▸ **TASK DATA**:
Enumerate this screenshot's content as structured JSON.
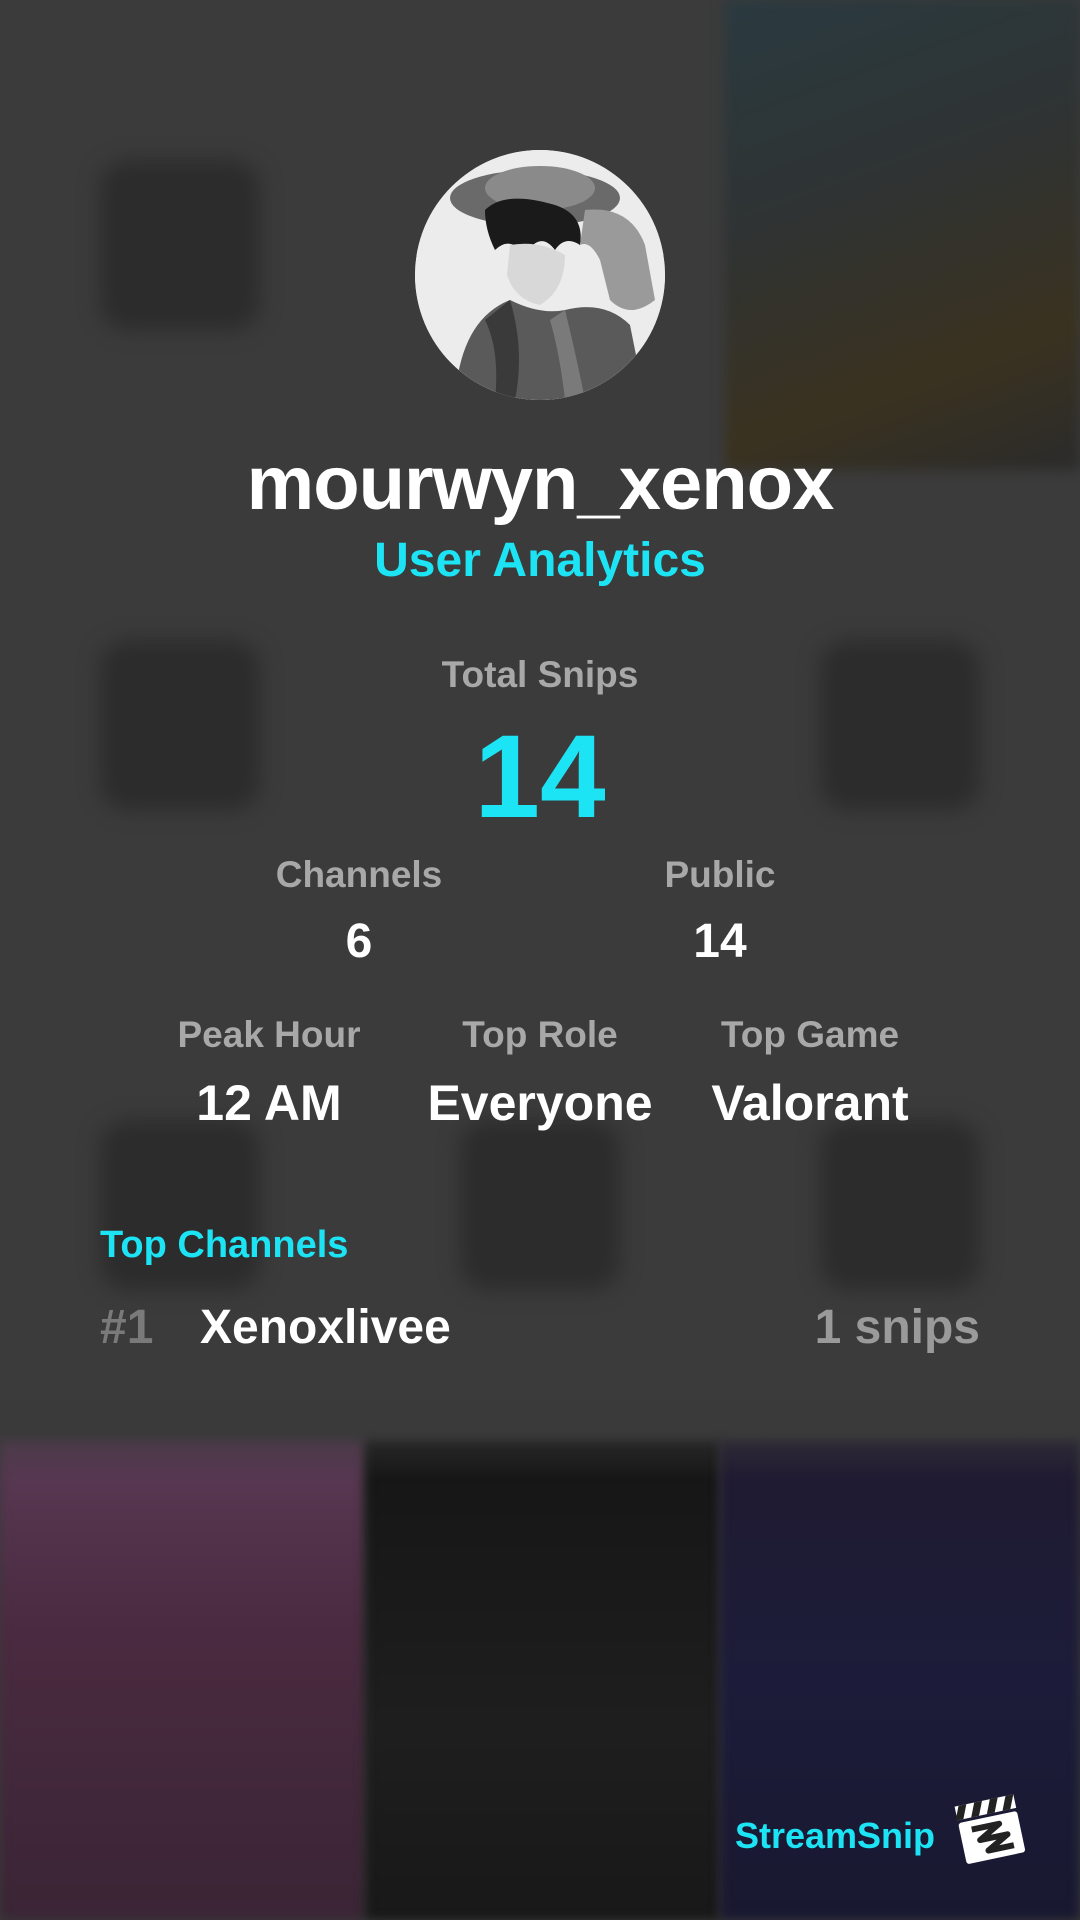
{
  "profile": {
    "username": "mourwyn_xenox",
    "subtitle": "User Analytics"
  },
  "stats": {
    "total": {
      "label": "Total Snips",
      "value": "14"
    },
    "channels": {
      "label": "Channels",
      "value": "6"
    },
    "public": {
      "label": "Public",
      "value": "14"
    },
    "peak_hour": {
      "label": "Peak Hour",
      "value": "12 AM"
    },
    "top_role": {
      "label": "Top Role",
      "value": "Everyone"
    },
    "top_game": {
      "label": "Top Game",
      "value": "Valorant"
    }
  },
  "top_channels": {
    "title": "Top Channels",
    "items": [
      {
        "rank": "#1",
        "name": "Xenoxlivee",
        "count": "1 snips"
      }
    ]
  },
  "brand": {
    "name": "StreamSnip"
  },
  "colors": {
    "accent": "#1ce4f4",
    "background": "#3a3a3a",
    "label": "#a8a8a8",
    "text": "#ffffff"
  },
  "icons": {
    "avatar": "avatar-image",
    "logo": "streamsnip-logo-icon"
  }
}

▸ **WHAT IS ASKED**:
Set down all the entries exactly as they appear, but skip any pictures.

▸ **EXERCISE OUTPUT**:
Enumerate this screenshot's content as structured JSON.
{
  "profile": {
    "username": "mourwyn_xenox",
    "subtitle": "User Analytics"
  },
  "stats": {
    "total": {
      "label": "Total Snips",
      "value": "14"
    },
    "channels": {
      "label": "Channels",
      "value": "6"
    },
    "public": {
      "label": "Public",
      "value": "14"
    },
    "peak_hour": {
      "label": "Peak Hour",
      "value": "12 AM"
    },
    "top_role": {
      "label": "Top Role",
      "value": "Everyone"
    },
    "top_game": {
      "label": "Top Game",
      "value": "Valorant"
    }
  },
  "top_channels": {
    "title": "Top Channels",
    "items": [
      {
        "rank": "#1",
        "name": "Xenoxlivee",
        "count": "1 snips"
      }
    ]
  },
  "brand": {
    "name": "StreamSnip"
  },
  "colors": {
    "accent": "#1ce4f4",
    "background": "#3a3a3a",
    "label": "#a8a8a8",
    "text": "#ffffff"
  },
  "icons": {
    "avatar": "avatar-image",
    "logo": "streamsnip-logo-icon"
  }
}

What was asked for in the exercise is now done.